(Dataset items)
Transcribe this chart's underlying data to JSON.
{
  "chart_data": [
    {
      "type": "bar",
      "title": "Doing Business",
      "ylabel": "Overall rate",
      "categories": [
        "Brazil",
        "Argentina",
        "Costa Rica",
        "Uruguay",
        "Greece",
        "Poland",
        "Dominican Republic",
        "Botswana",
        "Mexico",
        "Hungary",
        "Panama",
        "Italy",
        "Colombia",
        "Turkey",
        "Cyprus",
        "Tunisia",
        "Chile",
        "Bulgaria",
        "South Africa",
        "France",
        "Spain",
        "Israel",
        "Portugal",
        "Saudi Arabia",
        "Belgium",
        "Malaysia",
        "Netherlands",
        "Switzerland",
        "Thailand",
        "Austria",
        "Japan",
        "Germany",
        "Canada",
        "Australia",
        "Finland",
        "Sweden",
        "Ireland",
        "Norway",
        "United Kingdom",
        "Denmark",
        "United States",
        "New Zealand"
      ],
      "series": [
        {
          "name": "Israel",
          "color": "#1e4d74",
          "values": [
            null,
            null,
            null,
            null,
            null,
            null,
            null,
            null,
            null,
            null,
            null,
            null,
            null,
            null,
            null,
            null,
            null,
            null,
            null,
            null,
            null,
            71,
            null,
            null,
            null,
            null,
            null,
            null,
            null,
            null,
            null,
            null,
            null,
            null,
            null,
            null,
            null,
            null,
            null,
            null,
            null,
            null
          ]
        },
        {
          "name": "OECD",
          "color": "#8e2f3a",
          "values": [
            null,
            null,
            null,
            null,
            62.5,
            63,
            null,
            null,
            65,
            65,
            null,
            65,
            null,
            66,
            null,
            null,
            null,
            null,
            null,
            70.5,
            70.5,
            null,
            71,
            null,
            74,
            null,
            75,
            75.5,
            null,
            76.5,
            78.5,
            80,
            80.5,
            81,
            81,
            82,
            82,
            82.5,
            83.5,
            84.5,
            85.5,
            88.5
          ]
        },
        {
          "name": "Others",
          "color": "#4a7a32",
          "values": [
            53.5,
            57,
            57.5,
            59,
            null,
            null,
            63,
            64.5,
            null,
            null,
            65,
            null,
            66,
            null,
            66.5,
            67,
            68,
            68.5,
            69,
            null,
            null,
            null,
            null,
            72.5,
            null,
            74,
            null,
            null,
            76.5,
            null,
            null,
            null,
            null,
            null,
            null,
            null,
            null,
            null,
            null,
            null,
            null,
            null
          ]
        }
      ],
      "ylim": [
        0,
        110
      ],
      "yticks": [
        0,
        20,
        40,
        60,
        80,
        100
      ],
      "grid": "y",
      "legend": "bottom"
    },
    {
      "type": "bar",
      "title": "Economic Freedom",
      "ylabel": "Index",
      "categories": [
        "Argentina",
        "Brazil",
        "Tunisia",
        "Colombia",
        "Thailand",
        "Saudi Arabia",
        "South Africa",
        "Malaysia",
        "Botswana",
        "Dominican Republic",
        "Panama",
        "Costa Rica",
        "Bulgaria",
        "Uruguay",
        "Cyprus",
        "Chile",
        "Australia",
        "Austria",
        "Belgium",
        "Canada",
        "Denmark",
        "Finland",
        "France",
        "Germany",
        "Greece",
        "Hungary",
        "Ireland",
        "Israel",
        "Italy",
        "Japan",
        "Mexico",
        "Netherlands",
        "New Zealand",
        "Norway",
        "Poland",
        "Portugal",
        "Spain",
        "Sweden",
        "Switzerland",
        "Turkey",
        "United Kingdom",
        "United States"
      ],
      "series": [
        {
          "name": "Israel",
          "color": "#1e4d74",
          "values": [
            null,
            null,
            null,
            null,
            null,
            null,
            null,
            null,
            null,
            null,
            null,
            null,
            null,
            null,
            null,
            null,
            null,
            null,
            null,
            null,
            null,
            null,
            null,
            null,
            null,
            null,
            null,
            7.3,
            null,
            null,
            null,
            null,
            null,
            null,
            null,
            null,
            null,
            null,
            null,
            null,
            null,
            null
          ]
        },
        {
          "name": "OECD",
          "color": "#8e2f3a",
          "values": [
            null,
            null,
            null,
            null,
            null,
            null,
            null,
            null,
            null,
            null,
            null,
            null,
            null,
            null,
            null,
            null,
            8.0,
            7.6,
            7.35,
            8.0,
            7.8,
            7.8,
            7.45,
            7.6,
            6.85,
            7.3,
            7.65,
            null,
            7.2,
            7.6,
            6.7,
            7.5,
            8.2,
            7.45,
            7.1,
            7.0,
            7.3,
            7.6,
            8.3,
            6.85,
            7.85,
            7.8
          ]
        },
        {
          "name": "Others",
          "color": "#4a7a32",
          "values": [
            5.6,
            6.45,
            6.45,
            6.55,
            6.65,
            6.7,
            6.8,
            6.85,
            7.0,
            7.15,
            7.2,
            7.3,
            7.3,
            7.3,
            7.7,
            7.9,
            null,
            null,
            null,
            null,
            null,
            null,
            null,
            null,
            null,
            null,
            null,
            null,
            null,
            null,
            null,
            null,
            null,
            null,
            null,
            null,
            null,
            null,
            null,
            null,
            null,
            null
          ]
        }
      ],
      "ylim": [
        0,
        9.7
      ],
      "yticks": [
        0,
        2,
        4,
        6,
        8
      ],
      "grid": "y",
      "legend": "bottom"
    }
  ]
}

WORK TO COMPLETE — Extract every line above exactly as it stands.

COMPLETED TASK —
Transcribe this chart's underlying data to JSON.
{
  "chart_data": [
    {
      "type": "bar",
      "title": "Doing Business",
      "ylabel": "Overall rate",
      "categories": [
        "Brazil",
        "Argentina",
        "Costa Rica",
        "Uruguay",
        "Greece",
        "Poland",
        "Dominican Republic",
        "Botswana",
        "Mexico",
        "Hungary",
        "Panama",
        "Italy",
        "Colombia",
        "Turkey",
        "Cyprus",
        "Tunisia",
        "Chile",
        "Bulgaria",
        "South Africa",
        "France",
        "Spain",
        "Israel",
        "Portugal",
        "Saudi Arabia",
        "Belgium",
        "Malaysia",
        "Netherlands",
        "Switzerland",
        "Thailand",
        "Austria",
        "Japan",
        "Germany",
        "Canada",
        "Australia",
        "Finland",
        "Sweden",
        "Ireland",
        "Norway",
        "United Kingdom",
        "Denmark",
        "United States",
        "New Zealand"
      ],
      "series": [
        {
          "name": "Israel",
          "color": "#1e4d74",
          "values": [
            null,
            null,
            null,
            null,
            null,
            null,
            null,
            null,
            null,
            null,
            null,
            null,
            null,
            null,
            null,
            null,
            null,
            null,
            null,
            null,
            null,
            71,
            null,
            null,
            null,
            null,
            null,
            null,
            null,
            null,
            null,
            null,
            null,
            null,
            null,
            null,
            null,
            null,
            null,
            null,
            null,
            null
          ]
        },
        {
          "name": "OECD",
          "color": "#8e2f3a",
          "values": [
            null,
            null,
            null,
            null,
            62.5,
            63,
            null,
            null,
            65,
            65,
            null,
            65,
            null,
            66,
            null,
            null,
            null,
            null,
            null,
            70.5,
            70.5,
            null,
            71,
            null,
            74,
            null,
            75,
            75.5,
            null,
            76.5,
            78.5,
            80,
            80.5,
            81,
            81,
            82,
            82,
            82.5,
            83.5,
            84.5,
            85.5,
            88.5
          ]
        },
        {
          "name": "Others",
          "color": "#4a7a32",
          "values": [
            53.5,
            57,
            57.5,
            59,
            null,
            null,
            63,
            64.5,
            null,
            null,
            65,
            null,
            66,
            null,
            66.5,
            67,
            68,
            68.5,
            69,
            null,
            null,
            null,
            null,
            72.5,
            null,
            74,
            null,
            null,
            76.5,
            null,
            null,
            null,
            null,
            null,
            null,
            null,
            null,
            null,
            null,
            null,
            null,
            null
          ]
        }
      ],
      "ylim": [
        0,
        110
      ],
      "yticks": [
        0,
        20,
        40,
        60,
        80,
        100
      ],
      "grid": "y",
      "legend": "bottom"
    },
    {
      "type": "bar",
      "title": "Economic Freedom",
      "ylabel": "Index",
      "categories": [
        "Argentina",
        "Brazil",
        "Tunisia",
        "Colombia",
        "Thailand",
        "Saudi Arabia",
        "South Africa",
        "Malaysia",
        "Botswana",
        "Dominican Republic",
        "Panama",
        "Costa Rica",
        "Bulgaria",
        "Uruguay",
        "Cyprus",
        "Chile",
        "Australia",
        "Austria",
        "Belgium",
        "Canada",
        "Denmark",
        "Finland",
        "France",
        "Germany",
        "Greece",
        "Hungary",
        "Ireland",
        "Israel",
        "Italy",
        "Japan",
        "Mexico",
        "Netherlands",
        "New Zealand",
        "Norway",
        "Poland",
        "Portugal",
        "Spain",
        "Sweden",
        "Switzerland",
        "Turkey",
        "United Kingdom",
        "United States"
      ],
      "series": [
        {
          "name": "Israel",
          "color": "#1e4d74",
          "values": [
            null,
            null,
            null,
            null,
            null,
            null,
            null,
            null,
            null,
            null,
            null,
            null,
            null,
            null,
            null,
            null,
            null,
            null,
            null,
            null,
            null,
            null,
            null,
            null,
            null,
            null,
            null,
            7.3,
            null,
            null,
            null,
            null,
            null,
            null,
            null,
            null,
            null,
            null,
            null,
            null,
            null,
            null
          ]
        },
        {
          "name": "OECD",
          "color": "#8e2f3a",
          "values": [
            null,
            null,
            null,
            null,
            null,
            null,
            null,
            null,
            null,
            null,
            null,
            null,
            null,
            null,
            null,
            null,
            8.0,
            7.6,
            7.35,
            8.0,
            7.8,
            7.8,
            7.45,
            7.6,
            6.85,
            7.3,
            7.65,
            null,
            7.2,
            7.6,
            6.7,
            7.5,
            8.2,
            7.45,
            7.1,
            7.0,
            7.3,
            7.6,
            8.3,
            6.85,
            7.85,
            7.8
          ]
        },
        {
          "name": "Others",
          "color": "#4a7a32",
          "values": [
            5.6,
            6.45,
            6.45,
            6.55,
            6.65,
            6.7,
            6.8,
            6.85,
            7.0,
            7.15,
            7.2,
            7.3,
            7.3,
            7.3,
            7.7,
            7.9,
            null,
            null,
            null,
            null,
            null,
            null,
            null,
            null,
            null,
            null,
            null,
            null,
            null,
            null,
            null,
            null,
            null,
            null,
            null,
            null,
            null,
            null,
            null,
            null,
            null,
            null
          ]
        }
      ],
      "ylim": [
        0,
        9.7
      ],
      "yticks": [
        0,
        2,
        4,
        6,
        8
      ],
      "grid": "y",
      "legend": "bottom"
    }
  ]
}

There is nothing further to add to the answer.